* **THE TASK**: Repeat the listing word for word. No pictures belong in the copy.

★ ★ ★

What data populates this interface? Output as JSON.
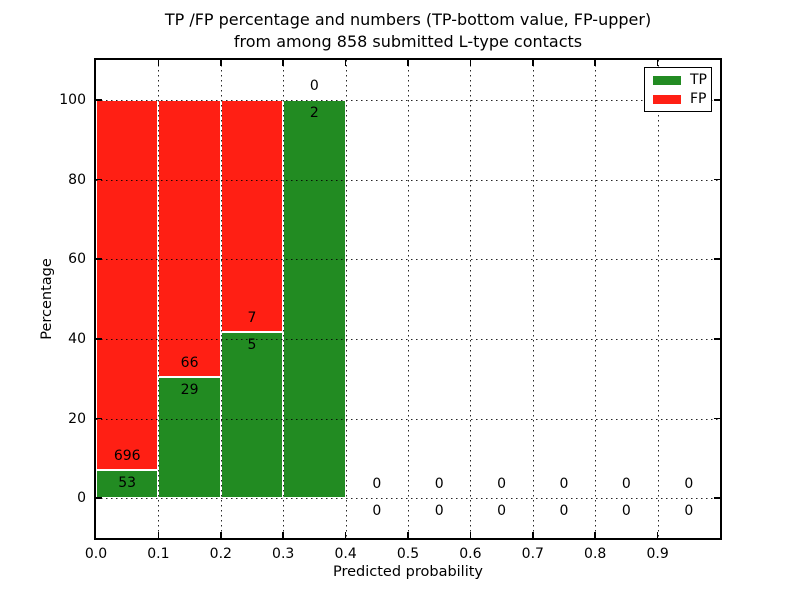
{
  "title": {
    "line1": "TP /FP percentage and numbers (TP-bottom value, FP-upper)",
    "line2": "from among 858 submitted L-type contacts"
  },
  "legend": {
    "items": [
      {
        "label": "TP",
        "color": "#228b22"
      },
      {
        "label": "FP",
        "color": "#ff1f14"
      }
    ]
  },
  "colors": {
    "tp": "#228b22",
    "fp": "#ff1f14",
    "grid": "#000000",
    "text": "#000000",
    "background": "#ffffff"
  },
  "chart_data": {
    "type": "bar",
    "stacked": true,
    "title": "TP /FP percentage and numbers (TP-bottom value, FP-upper) from among 858 submitted L-type contacts",
    "xlabel": "Predicted probability",
    "ylabel": "Percentage",
    "xlim": [
      0.0,
      1.0
    ],
    "ylim": [
      -10,
      110
    ],
    "xticks": [
      "0.0",
      "0.1",
      "0.2",
      "0.3",
      "0.4",
      "0.5",
      "0.6",
      "0.7",
      "0.8",
      "0.9"
    ],
    "yticks": [
      0,
      20,
      40,
      60,
      80,
      100
    ],
    "grid": true,
    "grid_style": "dotted",
    "legend_position": "upper right",
    "total_submitted": 858,
    "categories": [
      "0.0-0.1",
      "0.1-0.2",
      "0.2-0.3",
      "0.3-0.4",
      "0.4-0.5",
      "0.5-0.6",
      "0.6-0.7",
      "0.7-0.8",
      "0.8-0.9",
      "0.9-1.0"
    ],
    "bins": [
      {
        "range": [
          0.0,
          0.1
        ],
        "tp": 53,
        "fp": 696,
        "tp_pct": 7.08,
        "fp_pct": 92.92
      },
      {
        "range": [
          0.1,
          0.2
        ],
        "tp": 29,
        "fp": 66,
        "tp_pct": 30.53,
        "fp_pct": 69.47
      },
      {
        "range": [
          0.2,
          0.3
        ],
        "tp": 5,
        "fp": 7,
        "tp_pct": 41.67,
        "fp_pct": 58.33
      },
      {
        "range": [
          0.3,
          0.4
        ],
        "tp": 2,
        "fp": 0,
        "tp_pct": 100.0,
        "fp_pct": 0.0
      },
      {
        "range": [
          0.4,
          0.5
        ],
        "tp": 0,
        "fp": 0,
        "tp_pct": 0.0,
        "fp_pct": 0.0
      },
      {
        "range": [
          0.5,
          0.6
        ],
        "tp": 0,
        "fp": 0,
        "tp_pct": 0.0,
        "fp_pct": 0.0
      },
      {
        "range": [
          0.6,
          0.7
        ],
        "tp": 0,
        "fp": 0,
        "tp_pct": 0.0,
        "fp_pct": 0.0
      },
      {
        "range": [
          0.7,
          0.8
        ],
        "tp": 0,
        "fp": 0,
        "tp_pct": 0.0,
        "fp_pct": 0.0
      },
      {
        "range": [
          0.8,
          0.9
        ],
        "tp": 0,
        "fp": 0,
        "tp_pct": 0.0,
        "fp_pct": 0.0
      },
      {
        "range": [
          0.9,
          1.0
        ],
        "tp": 0,
        "fp": 0,
        "tp_pct": 0.0,
        "fp_pct": 0.0
      }
    ],
    "series": [
      {
        "name": "TP",
        "color": "#228b22",
        "counts": [
          53,
          29,
          5,
          2,
          0,
          0,
          0,
          0,
          0,
          0
        ]
      },
      {
        "name": "FP",
        "color": "#ff1f14",
        "counts": [
          696,
          66,
          7,
          0,
          0,
          0,
          0,
          0,
          0,
          0
        ]
      }
    ]
  }
}
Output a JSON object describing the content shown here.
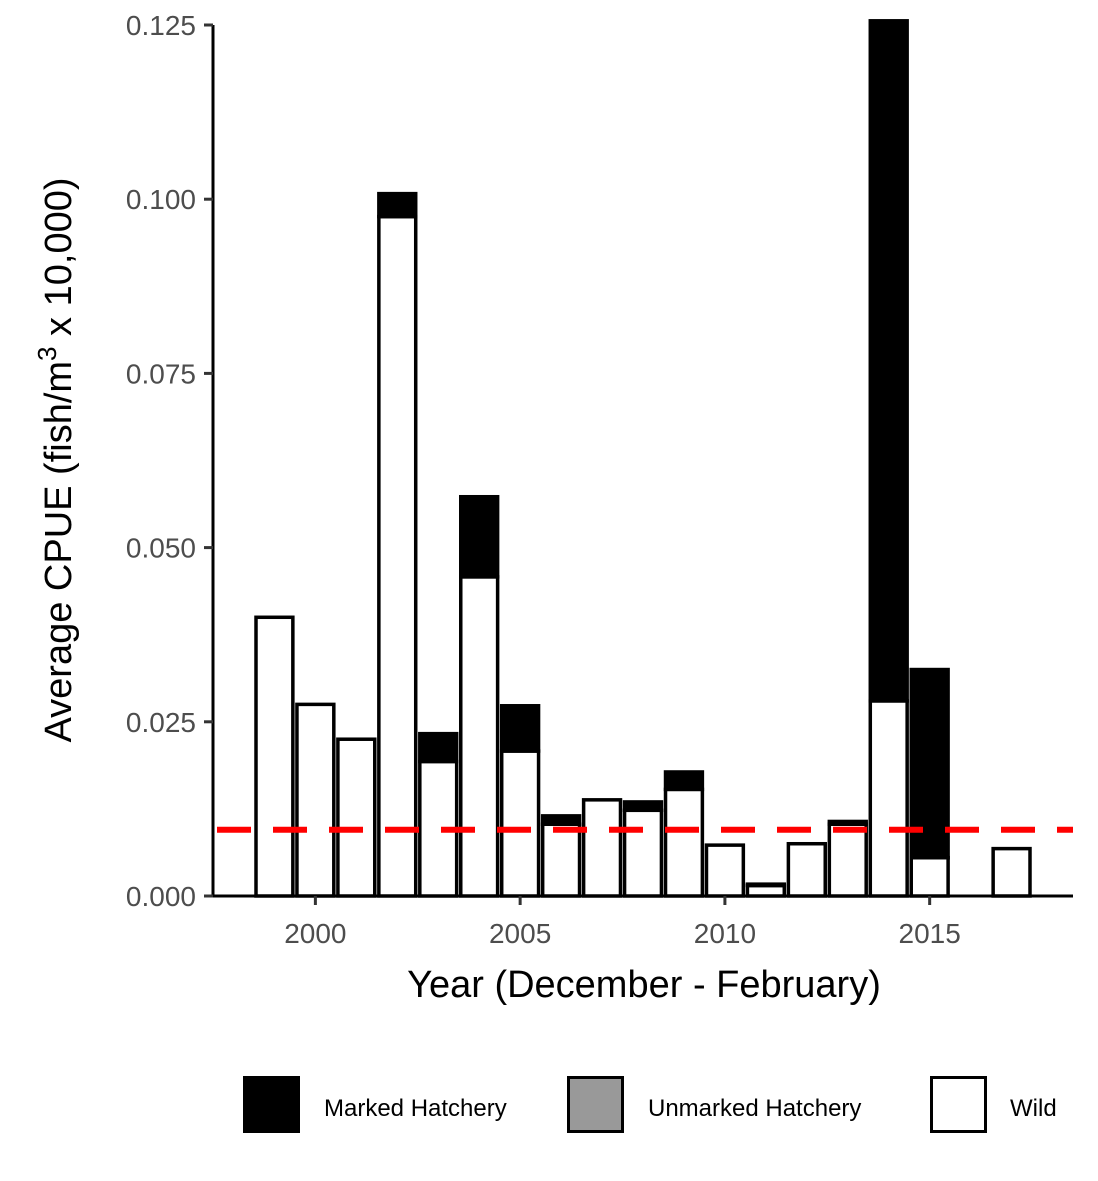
{
  "chart_data": {
    "type": "bar",
    "stacked": true,
    "xlabel": "Year (December - February)",
    "ylabel": {
      "prefix": "Average CPUE (fish/m",
      "superscript": "3",
      "suffix": " x 10,000)"
    },
    "xlim": [
      1997.5,
      2018.5
    ],
    "ylim": [
      0,
      0.125
    ],
    "x_ticks": [
      2000,
      2005,
      2010,
      2015
    ],
    "x_tick_labels": [
      "2000",
      "2005",
      "2010",
      "2015"
    ],
    "y_ticks": [
      0,
      0.025,
      0.05,
      0.075,
      0.1,
      0.125
    ],
    "y_tick_labels": [
      "0.000",
      "0.025",
      "0.050",
      "0.075",
      "0.100",
      "0.125"
    ],
    "grid": false,
    "reference_line": {
      "y": 0.0095,
      "style": "dashed",
      "color": "#ff0000"
    },
    "legend": {
      "position": "bottom"
    },
    "series": [
      {
        "name": "Wild",
        "color": "#ffffff",
        "values": [
          {
            "x": 1999,
            "y": 0.04
          },
          {
            "x": 2000,
            "y": 0.0275
          },
          {
            "x": 2001,
            "y": 0.0225
          },
          {
            "x": 2002,
            "y": 0.0975
          },
          {
            "x": 2003,
            "y": 0.0193
          },
          {
            "x": 2004,
            "y": 0.0458
          },
          {
            "x": 2005,
            "y": 0.0208
          },
          {
            "x": 2006,
            "y": 0.0103
          },
          {
            "x": 2007,
            "y": 0.0138
          },
          {
            "x": 2008,
            "y": 0.0123
          },
          {
            "x": 2009,
            "y": 0.0153
          },
          {
            "x": 2010,
            "y": 0.0073
          },
          {
            "x": 2011,
            "y": 0.0015
          },
          {
            "x": 2012,
            "y": 0.0075
          },
          {
            "x": 2013,
            "y": 0.0103
          },
          {
            "x": 2014,
            "y": 0.028
          },
          {
            "x": 2015,
            "y": 0.0055
          },
          {
            "x": 2017,
            "y": 0.0068
          }
        ]
      },
      {
        "name": "Unmarked Hatchery",
        "color": "#999999",
        "values": []
      },
      {
        "name": "Marked Hatchery",
        "color": "#000000",
        "values": [
          {
            "x": 2002,
            "y": 0.0033
          },
          {
            "x": 2003,
            "y": 0.004
          },
          {
            "x": 2004,
            "y": 0.0115
          },
          {
            "x": 2005,
            "y": 0.0065
          },
          {
            "x": 2006,
            "y": 0.0012
          },
          {
            "x": 2008,
            "y": 0.0012
          },
          {
            "x": 2009,
            "y": 0.0025
          },
          {
            "x": 2011,
            "y": 0.0002
          },
          {
            "x": 2013,
            "y": 0.0004
          },
          {
            "x": 2014,
            "y": 0.0985
          },
          {
            "x": 2015,
            "y": 0.027
          }
        ]
      }
    ],
    "legend_order": [
      "Marked Hatchery",
      "Unmarked Hatchery",
      "Wild"
    ]
  }
}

★ ★ ★

* **TASK OUTPUT**:
What data populates this interface? Output as JSON.
{
  "title": {
    "line1": "TP /FP percentage and numbers (TP-bottom value, FP-upper)",
    "line2": "from among 858 submitted L-type contacts"
  },
  "legend": {
    "items": [
      {
        "label": "TP",
        "color": "#228b22"
      },
      {
        "label": "FP",
        "color": "#ff1f14"
      }
    ]
  },
  "colors": {
    "tp": "#228b22",
    "fp": "#ff1f14",
    "grid": "#000000",
    "text": "#000000",
    "background": "#ffffff"
  },
  "chart_data": {
    "type": "bar",
    "stacked": true,
    "title": "TP /FP percentage and numbers (TP-bottom value, FP-upper) from among 858 submitted L-type contacts",
    "xlabel": "Predicted probability",
    "ylabel": "Percentage",
    "xlim": [
      0.0,
      1.0
    ],
    "ylim": [
      -10,
      110
    ],
    "xticks": [
      "0.0",
      "0.1",
      "0.2",
      "0.3",
      "0.4",
      "0.5",
      "0.6",
      "0.7",
      "0.8",
      "0.9"
    ],
    "yticks": [
      0,
      20,
      40,
      60,
      80,
      100
    ],
    "grid": true,
    "grid_style": "dotted",
    "legend_position": "upper right",
    "total_submitted": 858,
    "categories": [
      "0.0-0.1",
      "0.1-0.2",
      "0.2-0.3",
      "0.3-0.4",
      "0.4-0.5",
      "0.5-0.6",
      "0.6-0.7",
      "0.7-0.8",
      "0.8-0.9",
      "0.9-1.0"
    ],
    "bins": [
      {
        "range": [
          0.0,
          0.1
        ],
        "tp": 53,
        "fp": 696,
        "tp_pct": 7.08,
        "fp_pct": 92.92
      },
      {
        "range": [
          0.1,
          0.2
        ],
        "tp": 29,
        "fp": 66,
        "tp_pct": 30.53,
        "fp_pct": 69.47
      },
      {
        "range": [
          0.2,
          0.3
        ],
        "tp": 5,
        "fp": 7,
        "tp_pct": 41.67,
        "fp_pct": 58.33
      },
      {
        "range": [
          0.3,
          0.4
        ],
        "tp": 2,
        "fp": 0,
        "tp_pct": 100.0,
        "fp_pct": 0.0
      },
      {
        "range": [
          0.4,
          0.5
        ],
        "tp": 0,
        "fp": 0,
        "tp_pct": 0.0,
        "fp_pct": 0.0
      },
      {
        "range": [
          0.5,
          0.6
        ],
        "tp": 0,
        "fp": 0,
        "tp_pct": 0.0,
        "fp_pct": 0.0
      },
      {
        "range": [
          0.6,
          0.7
        ],
        "tp": 0,
        "fp": 0,
        "tp_pct": 0.0,
        "fp_pct": 0.0
      },
      {
        "range": [
          0.7,
          0.8
        ],
        "tp": 0,
        "fp": 0,
        "tp_pct": 0.0,
        "fp_pct": 0.0
      },
      {
        "range": [
          0.8,
          0.9
        ],
        "tp": 0,
        "fp": 0,
        "tp_pct": 0.0,
        "fp_pct": 0.0
      },
      {
        "range": [
          0.9,
          1.0
        ],
        "tp": 0,
        "fp": 0,
        "tp_pct": 0.0,
        "fp_pct": 0.0
      }
    ],
    "series": [
      {
        "name": "TP",
        "color": "#228b22",
        "counts": [
          53,
          29,
          5,
          2,
          0,
          0,
          0,
          0,
          0,
          0
        ]
      },
      {
        "name": "FP",
        "color": "#ff1f14",
        "counts": [
          696,
          66,
          7,
          0,
          0,
          0,
          0,
          0,
          0,
          0
        ]
      }
    ]
  }
}
Output a JSON object describing the content shown here.
{
  "chart_data": {
    "type": "bar",
    "stacked": true,
    "xlabel": "Year (December - February)",
    "ylabel": {
      "prefix": "Average CPUE (fish/m",
      "superscript": "3",
      "suffix": " x 10,000)"
    },
    "xlim": [
      1997.5,
      2018.5
    ],
    "ylim": [
      0,
      0.125
    ],
    "x_ticks": [
      2000,
      2005,
      2010,
      2015
    ],
    "x_tick_labels": [
      "2000",
      "2005",
      "2010",
      "2015"
    ],
    "y_ticks": [
      0,
      0.025,
      0.05,
      0.075,
      0.1,
      0.125
    ],
    "y_tick_labels": [
      "0.000",
      "0.025",
      "0.050",
      "0.075",
      "0.100",
      "0.125"
    ],
    "grid": false,
    "reference_line": {
      "y": 0.0095,
      "style": "dashed",
      "color": "#ff0000"
    },
    "legend": {
      "position": "bottom"
    },
    "series": [
      {
        "name": "Wild",
        "color": "#ffffff",
        "values": [
          {
            "x": 1999,
            "y": 0.04
          },
          {
            "x": 2000,
            "y": 0.0275
          },
          {
            "x": 2001,
            "y": 0.0225
          },
          {
            "x": 2002,
            "y": 0.0975
          },
          {
            "x": 2003,
            "y": 0.0193
          },
          {
            "x": 2004,
            "y": 0.0458
          },
          {
            "x": 2005,
            "y": 0.0208
          },
          {
            "x": 2006,
            "y": 0.0103
          },
          {
            "x": 2007,
            "y": 0.0138
          },
          {
            "x": 2008,
            "y": 0.0123
          },
          {
            "x": 2009,
            "y": 0.0153
          },
          {
            "x": 2010,
            "y": 0.0073
          },
          {
            "x": 2011,
            "y": 0.0015
          },
          {
            "x": 2012,
            "y": 0.0075
          },
          {
            "x": 2013,
            "y": 0.0103
          },
          {
            "x": 2014,
            "y": 0.028
          },
          {
            "x": 2015,
            "y": 0.0055
          },
          {
            "x": 2017,
            "y": 0.0068
          }
        ]
      },
      {
        "name": "Unmarked Hatchery",
        "color": "#999999",
        "values": []
      },
      {
        "name": "Marked Hatchery",
        "color": "#000000",
        "values": [
          {
            "x": 2002,
            "y": 0.0033
          },
          {
            "x": 2003,
            "y": 0.004
          },
          {
            "x": 2004,
            "y": 0.0115
          },
          {
            "x": 2005,
            "y": 0.0065
          },
          {
            "x": 2006,
            "y": 0.0012
          },
          {
            "x": 2008,
            "y": 0.0012
          },
          {
            "x": 2009,
            "y": 0.0025
          },
          {
            "x": 2011,
            "y": 0.0002
          },
          {
            "x": 2013,
            "y": 0.0004
          },
          {
            "x": 2014,
            "y": 0.0985
          },
          {
            "x": 2015,
            "y": 0.027
          }
        ]
      }
    ],
    "legend_order": [
      "Marked Hatchery",
      "Unmarked Hatchery",
      "Wild"
    ]
  }
}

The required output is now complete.